----- Source
- Film poster
- Directed by: Abby Berlin
- Screenplay by: Connie Lee
- Based on: comic strip Blondie by Chic Young
- Produced by: Burt Kelly
- Starring: Penny Singleton Arthur Lake Larry Simms Marjorie Ann Mutchie
- Cinematography: L. William O'Connell
- Edited by: Aaron Stell
- Production company: King Features Syndicate
- Distributed by: Columbia Pictures
- Release date: April 4, 1946;
- Running time: 69 minutes
- Country: United States
- Language: English

= Blondie's Lucky Day =

1946 film directed by Abby Berlin

Blondie's Lucky Day is a 1946 American comedy film directed by Abby Berlin and starring Penny Singleton, Arthur Lake, Larry Simms, Marjorie Ann Mutchie. It is the 17th of the 28 Blondie films.

==Plot summary==
While his boss, Mr. Dithers, is out of the office, Dagwood takes the initiative to hire a woman architect (a former WAC). Mr. Dithers has a client, a land-developer, who wants to build a theater—and Dagwood's new hire develops a set of design blueprints for the project.
----------
----- Raw data
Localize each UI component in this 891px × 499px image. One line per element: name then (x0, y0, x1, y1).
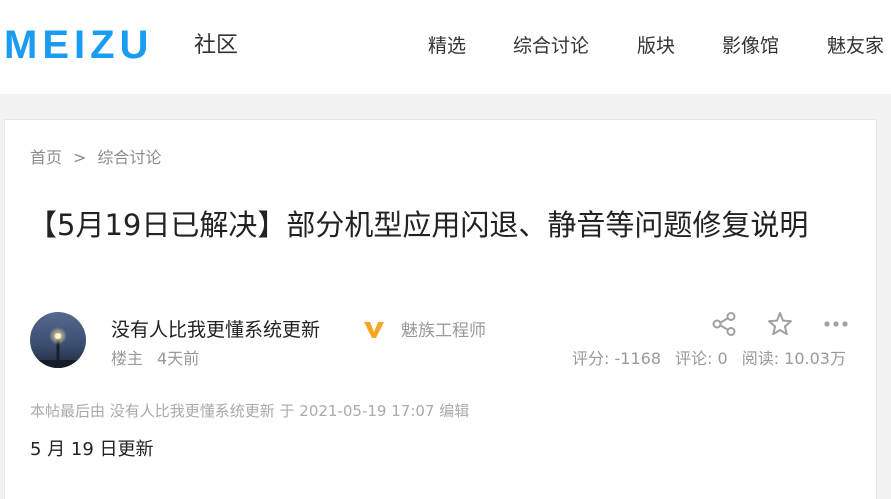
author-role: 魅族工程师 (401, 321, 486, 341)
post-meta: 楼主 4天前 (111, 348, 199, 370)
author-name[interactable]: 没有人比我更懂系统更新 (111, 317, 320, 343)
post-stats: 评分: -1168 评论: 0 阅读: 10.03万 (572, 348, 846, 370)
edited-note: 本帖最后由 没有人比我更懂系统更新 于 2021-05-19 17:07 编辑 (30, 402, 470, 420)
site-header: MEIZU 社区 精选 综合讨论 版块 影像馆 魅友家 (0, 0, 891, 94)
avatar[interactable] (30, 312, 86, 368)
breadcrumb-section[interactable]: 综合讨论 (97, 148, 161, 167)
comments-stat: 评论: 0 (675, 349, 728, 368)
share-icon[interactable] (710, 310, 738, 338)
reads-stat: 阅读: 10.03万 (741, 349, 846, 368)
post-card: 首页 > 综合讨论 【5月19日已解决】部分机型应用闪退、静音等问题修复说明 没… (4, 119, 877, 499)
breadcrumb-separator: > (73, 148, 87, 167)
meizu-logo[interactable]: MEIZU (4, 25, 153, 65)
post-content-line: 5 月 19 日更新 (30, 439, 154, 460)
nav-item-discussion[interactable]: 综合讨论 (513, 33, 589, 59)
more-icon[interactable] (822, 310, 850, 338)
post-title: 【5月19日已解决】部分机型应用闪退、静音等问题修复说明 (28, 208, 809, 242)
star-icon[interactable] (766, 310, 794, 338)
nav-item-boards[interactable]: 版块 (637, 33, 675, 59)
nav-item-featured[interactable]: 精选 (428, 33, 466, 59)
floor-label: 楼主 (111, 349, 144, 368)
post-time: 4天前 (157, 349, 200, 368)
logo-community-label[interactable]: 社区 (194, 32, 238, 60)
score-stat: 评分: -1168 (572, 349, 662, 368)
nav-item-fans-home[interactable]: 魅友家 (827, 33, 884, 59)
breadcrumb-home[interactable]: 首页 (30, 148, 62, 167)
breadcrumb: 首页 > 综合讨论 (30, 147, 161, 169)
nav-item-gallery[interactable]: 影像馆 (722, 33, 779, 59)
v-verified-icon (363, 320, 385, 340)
----------
#### Problems and tasks:
A. Using the article on Blondie's Lucky Day, decide whether each statement below agrees with it: (i) the film was distributed by Columbia Pictures; (ii) the film is the last of the Blondie films; (iii) Dagwood hires the architect while Mr. Dithers is away from the office. For each, answer yes or no and quote the deciding words.
B. Write a continuation of the article on Blondie's Lucky Day, beginning after its final sentence.

#### Outputs for the tasks:
A.
(i) Yes: "Distributed by: Columbia Pictures"
(ii) No: "It is the 17th of the 28 Blondie films."
(iii) Yes: "While his boss, Mr. Dithers, is out of the office, Dagwood takes the initiative to hire a woman architect"

B.
Mr. Dithers returns, and argues with Dagwood, particularly over the hiring of the woman—refusing to even look at her design. Blondie arrives, defends the woman and her husband (Dagwood). She winds up demanding that Mr. Dithers back down, and demands a raise for her husband. In a comically confused exchange between the four, Mr. Dithers winds up firing both Dagwood and the woman architect.

Blondie decides that Dagwood—with the woman architect—will start his own business: "Bumstead Construction." However, they have no clients, and struggle to find any. Dagwood decides to pitch their services to Mr. Dithers' theater-developer—in direct competition with Mr. Dithers. However, Mr. Dithers' is a men's club colleague of the developer, and has an advantage of personal friendship.

Dagwood visits the developer's office, to make his pitch.

However, unbeknownst to Dagwood, the developer has just had a visit from his mooching idle-playboy son, whom the developer scolds and cuts off from the family wealth—terminating his son's line of credit at local clubs and restaurants. While the developer departs into his adjoining "gym", for a massage, the son remains for a while, lounging in his father's office.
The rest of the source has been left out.